### WHAT IS BEING ASKED
Copy each record exactly as it reads, leaving out any pictures it holds.

Items from a figure collection
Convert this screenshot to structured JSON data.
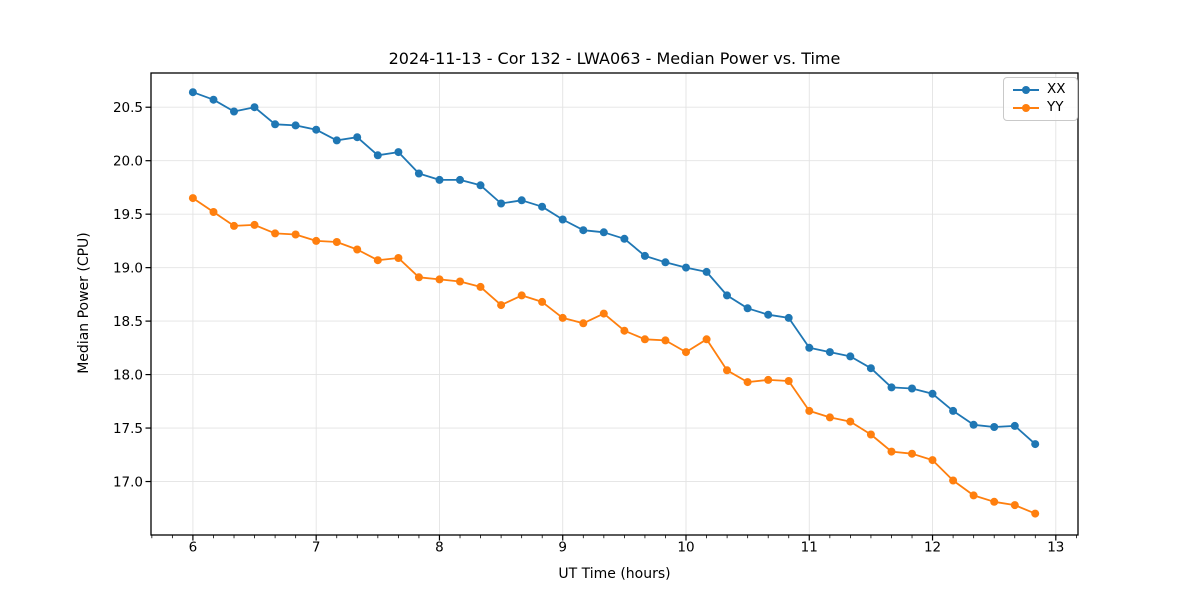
{
  "figure": {
    "title": "2024-11-13 - Cor 132 - LWA063 - Median Power vs. Time",
    "xlabel": "UT Time (hours)",
    "ylabel": "Median Power (CPU)",
    "background_color": "#ffffff",
    "text_color": "#000000",
    "spine_color": "#000000",
    "grid_color": "#e3e3e3"
  },
  "chart_data": {
    "type": "line",
    "title": "2024-11-13 - Cor 132 - LWA063 - Median Power vs. Time",
    "xlabel": "UT Time (hours)",
    "ylabel": "Median Power (CPU)",
    "grid": true,
    "legend_position": "upper right",
    "xlim": [
      5.66,
      13.18
    ],
    "ylim": [
      16.5,
      20.82
    ],
    "xticks": [
      6,
      7,
      8,
      9,
      10,
      11,
      12,
      13
    ],
    "yticks": [
      17.0,
      17.5,
      18.0,
      18.5,
      19.0,
      19.5,
      20.0,
      20.5
    ],
    "minor_xtick_interval": 0.16667,
    "x": [
      6.0,
      6.167,
      6.333,
      6.5,
      6.667,
      6.833,
      7.0,
      7.167,
      7.333,
      7.5,
      7.667,
      7.833,
      8.0,
      8.167,
      8.333,
      8.5,
      8.667,
      8.833,
      9.0,
      9.167,
      9.333,
      9.5,
      9.667,
      9.833,
      10.0,
      10.167,
      10.333,
      10.5,
      10.667,
      10.833,
      11.0,
      11.167,
      11.333,
      11.5,
      11.667,
      11.833,
      12.0,
      12.167,
      12.333,
      12.5,
      12.667,
      12.833
    ],
    "series": [
      {
        "name": "XX",
        "color": "#1f77b4",
        "marker": "o",
        "values": [
          20.64,
          20.57,
          20.46,
          20.5,
          20.34,
          20.33,
          20.29,
          20.19,
          20.22,
          20.05,
          20.08,
          19.88,
          19.82,
          19.82,
          19.77,
          19.6,
          19.63,
          19.57,
          19.45,
          19.35,
          19.33,
          19.27,
          19.11,
          19.05,
          19.0,
          18.96,
          18.74,
          18.62,
          18.56,
          18.53,
          18.25,
          18.21,
          18.17,
          18.06,
          17.88,
          17.87,
          17.82,
          17.66,
          17.53,
          17.51,
          17.52,
          17.35
        ]
      },
      {
        "name": "YY",
        "color": "#ff7f0e",
        "marker": "o",
        "values": [
          19.65,
          19.52,
          19.39,
          19.4,
          19.32,
          19.31,
          19.25,
          19.24,
          19.17,
          19.07,
          19.09,
          18.91,
          18.89,
          18.87,
          18.82,
          18.65,
          18.74,
          18.68,
          18.53,
          18.48,
          18.57,
          18.41,
          18.33,
          18.32,
          18.21,
          18.33,
          18.04,
          17.93,
          17.95,
          17.94,
          17.66,
          17.6,
          17.56,
          17.44,
          17.28,
          17.26,
          17.2,
          17.01,
          16.87,
          16.81,
          16.78,
          16.7
        ]
      }
    ]
  }
}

### FULL ANSWER
Convert this screenshot to structured JSON data.
{
  "figure": {
    "title": "2024-11-13 - Cor 132 - LWA063 - Median Power vs. Time",
    "xlabel": "UT Time (hours)",
    "ylabel": "Median Power (CPU)",
    "background_color": "#ffffff",
    "text_color": "#000000",
    "spine_color": "#000000",
    "grid_color": "#e3e3e3"
  },
  "chart_data": {
    "type": "line",
    "title": "2024-11-13 - Cor 132 - LWA063 - Median Power vs. Time",
    "xlabel": "UT Time (hours)",
    "ylabel": "Median Power (CPU)",
    "grid": true,
    "legend_position": "upper right",
    "xlim": [
      5.66,
      13.18
    ],
    "ylim": [
      16.5,
      20.82
    ],
    "xticks": [
      6,
      7,
      8,
      9,
      10,
      11,
      12,
      13
    ],
    "yticks": [
      17.0,
      17.5,
      18.0,
      18.5,
      19.0,
      19.5,
      20.0,
      20.5
    ],
    "minor_xtick_interval": 0.16667,
    "x": [
      6.0,
      6.167,
      6.333,
      6.5,
      6.667,
      6.833,
      7.0,
      7.167,
      7.333,
      7.5,
      7.667,
      7.833,
      8.0,
      8.167,
      8.333,
      8.5,
      8.667,
      8.833,
      9.0,
      9.167,
      9.333,
      9.5,
      9.667,
      9.833,
      10.0,
      10.167,
      10.333,
      10.5,
      10.667,
      10.833,
      11.0,
      11.167,
      11.333,
      11.5,
      11.667,
      11.833,
      12.0,
      12.167,
      12.333,
      12.5,
      12.667,
      12.833
    ],
    "series": [
      {
        "name": "XX",
        "color": "#1f77b4",
        "marker": "o",
        "values": [
          20.64,
          20.57,
          20.46,
          20.5,
          20.34,
          20.33,
          20.29,
          20.19,
          20.22,
          20.05,
          20.08,
          19.88,
          19.82,
          19.82,
          19.77,
          19.6,
          19.63,
          19.57,
          19.45,
          19.35,
          19.33,
          19.27,
          19.11,
          19.05,
          19.0,
          18.96,
          18.74,
          18.62,
          18.56,
          18.53,
          18.25,
          18.21,
          18.17,
          18.06,
          17.88,
          17.87,
          17.82,
          17.66,
          17.53,
          17.51,
          17.52,
          17.35
        ]
      },
      {
        "name": "YY",
        "color": "#ff7f0e",
        "marker": "o",
        "values": [
          19.65,
          19.52,
          19.39,
          19.4,
          19.32,
          19.31,
          19.25,
          19.24,
          19.17,
          19.07,
          19.09,
          18.91,
          18.89,
          18.87,
          18.82,
          18.65,
          18.74,
          18.68,
          18.53,
          18.48,
          18.57,
          18.41,
          18.33,
          18.32,
          18.21,
          18.33,
          18.04,
          17.93,
          17.95,
          17.94,
          17.66,
          17.6,
          17.56,
          17.44,
          17.28,
          17.26,
          17.2,
          17.01,
          16.87,
          16.81,
          16.78,
          16.7
        ]
      }
    ]
  }
}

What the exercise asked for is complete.